Requirements: Copy out each line of the data holding "Thanks".

[Dataset records]
○ ○ ○

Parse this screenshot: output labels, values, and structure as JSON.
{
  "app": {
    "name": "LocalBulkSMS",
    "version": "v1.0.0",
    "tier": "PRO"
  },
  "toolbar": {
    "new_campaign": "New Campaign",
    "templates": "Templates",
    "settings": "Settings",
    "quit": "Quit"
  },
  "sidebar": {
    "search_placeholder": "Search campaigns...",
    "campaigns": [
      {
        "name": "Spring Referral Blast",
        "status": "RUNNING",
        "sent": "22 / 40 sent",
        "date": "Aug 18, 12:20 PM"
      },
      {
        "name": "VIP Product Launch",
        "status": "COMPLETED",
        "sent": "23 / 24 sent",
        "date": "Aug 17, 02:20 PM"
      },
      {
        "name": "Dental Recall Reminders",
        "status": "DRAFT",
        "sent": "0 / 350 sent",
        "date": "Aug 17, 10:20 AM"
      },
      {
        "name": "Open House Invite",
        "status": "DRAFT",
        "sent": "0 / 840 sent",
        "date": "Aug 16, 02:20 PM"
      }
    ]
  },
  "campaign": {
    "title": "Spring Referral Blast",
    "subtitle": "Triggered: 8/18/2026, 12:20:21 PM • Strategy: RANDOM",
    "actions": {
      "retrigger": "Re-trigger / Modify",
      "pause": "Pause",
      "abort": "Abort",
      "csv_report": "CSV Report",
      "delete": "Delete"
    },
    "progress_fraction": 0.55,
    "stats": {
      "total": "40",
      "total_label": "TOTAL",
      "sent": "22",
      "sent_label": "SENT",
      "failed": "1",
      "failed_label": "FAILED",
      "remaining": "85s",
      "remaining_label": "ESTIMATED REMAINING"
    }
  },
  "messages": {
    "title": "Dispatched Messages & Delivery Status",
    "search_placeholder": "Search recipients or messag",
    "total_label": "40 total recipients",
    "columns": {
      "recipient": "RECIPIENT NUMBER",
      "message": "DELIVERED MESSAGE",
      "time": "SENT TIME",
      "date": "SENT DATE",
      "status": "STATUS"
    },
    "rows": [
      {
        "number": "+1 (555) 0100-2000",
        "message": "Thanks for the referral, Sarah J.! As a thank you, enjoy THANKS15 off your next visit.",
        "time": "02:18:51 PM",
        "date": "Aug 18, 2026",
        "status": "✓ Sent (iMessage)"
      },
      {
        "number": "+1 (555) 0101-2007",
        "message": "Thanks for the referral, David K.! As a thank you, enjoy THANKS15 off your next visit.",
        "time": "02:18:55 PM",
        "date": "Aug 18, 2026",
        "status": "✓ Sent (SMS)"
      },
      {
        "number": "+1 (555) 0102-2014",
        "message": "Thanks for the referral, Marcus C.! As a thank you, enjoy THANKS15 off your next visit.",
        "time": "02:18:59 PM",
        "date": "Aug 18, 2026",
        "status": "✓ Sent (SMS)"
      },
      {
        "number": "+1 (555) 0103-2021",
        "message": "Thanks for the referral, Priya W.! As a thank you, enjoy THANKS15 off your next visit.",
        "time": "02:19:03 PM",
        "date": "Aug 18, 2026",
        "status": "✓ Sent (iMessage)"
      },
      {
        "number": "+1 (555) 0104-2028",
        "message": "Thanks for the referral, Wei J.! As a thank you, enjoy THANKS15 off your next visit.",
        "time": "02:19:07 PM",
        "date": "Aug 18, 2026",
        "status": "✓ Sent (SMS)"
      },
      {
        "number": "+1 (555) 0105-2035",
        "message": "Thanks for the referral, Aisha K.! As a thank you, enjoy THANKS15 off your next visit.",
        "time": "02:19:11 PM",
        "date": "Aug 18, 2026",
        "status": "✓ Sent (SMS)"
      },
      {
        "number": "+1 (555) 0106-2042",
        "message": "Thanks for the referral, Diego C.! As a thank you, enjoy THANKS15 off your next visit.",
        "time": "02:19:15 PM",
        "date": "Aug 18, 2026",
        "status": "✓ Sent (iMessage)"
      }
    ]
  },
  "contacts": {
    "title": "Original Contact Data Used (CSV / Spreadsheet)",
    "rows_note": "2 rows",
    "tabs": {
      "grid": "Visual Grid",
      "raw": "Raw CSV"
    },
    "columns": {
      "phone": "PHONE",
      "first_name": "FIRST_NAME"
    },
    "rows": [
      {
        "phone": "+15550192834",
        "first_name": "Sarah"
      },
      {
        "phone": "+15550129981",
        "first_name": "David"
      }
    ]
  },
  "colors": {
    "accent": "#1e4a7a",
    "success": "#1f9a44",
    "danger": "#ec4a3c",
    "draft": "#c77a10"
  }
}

○ ○ ○

Output for this task:
        "message": "Thanks for the referral, Sarah J.! As a thank you, enjoy THANKS15 off your next visit.",
        "message": "Thanks for the referral, David K.! As a thank you, enjoy THANKS15 off your next visit.",
        "message": "Thanks for the referral, Marcus C.! As a thank you, enjoy THANKS15 off your next visit.",
        "message": "Thanks for the referral, Priya W.! As a thank you, enjoy THANKS15 off your next visit.",
        "message": "Thanks for the referral, Wei J.! As a thank you, enjoy THANKS15 off your next visit.",
        "message": "Thanks for the referral, Aisha K.! As a thank you, enjoy THANKS15 off your next visit.",
        "message": "Thanks for the referral, Diego C.! As a thank you, enjoy THANKS15 off your next visit.",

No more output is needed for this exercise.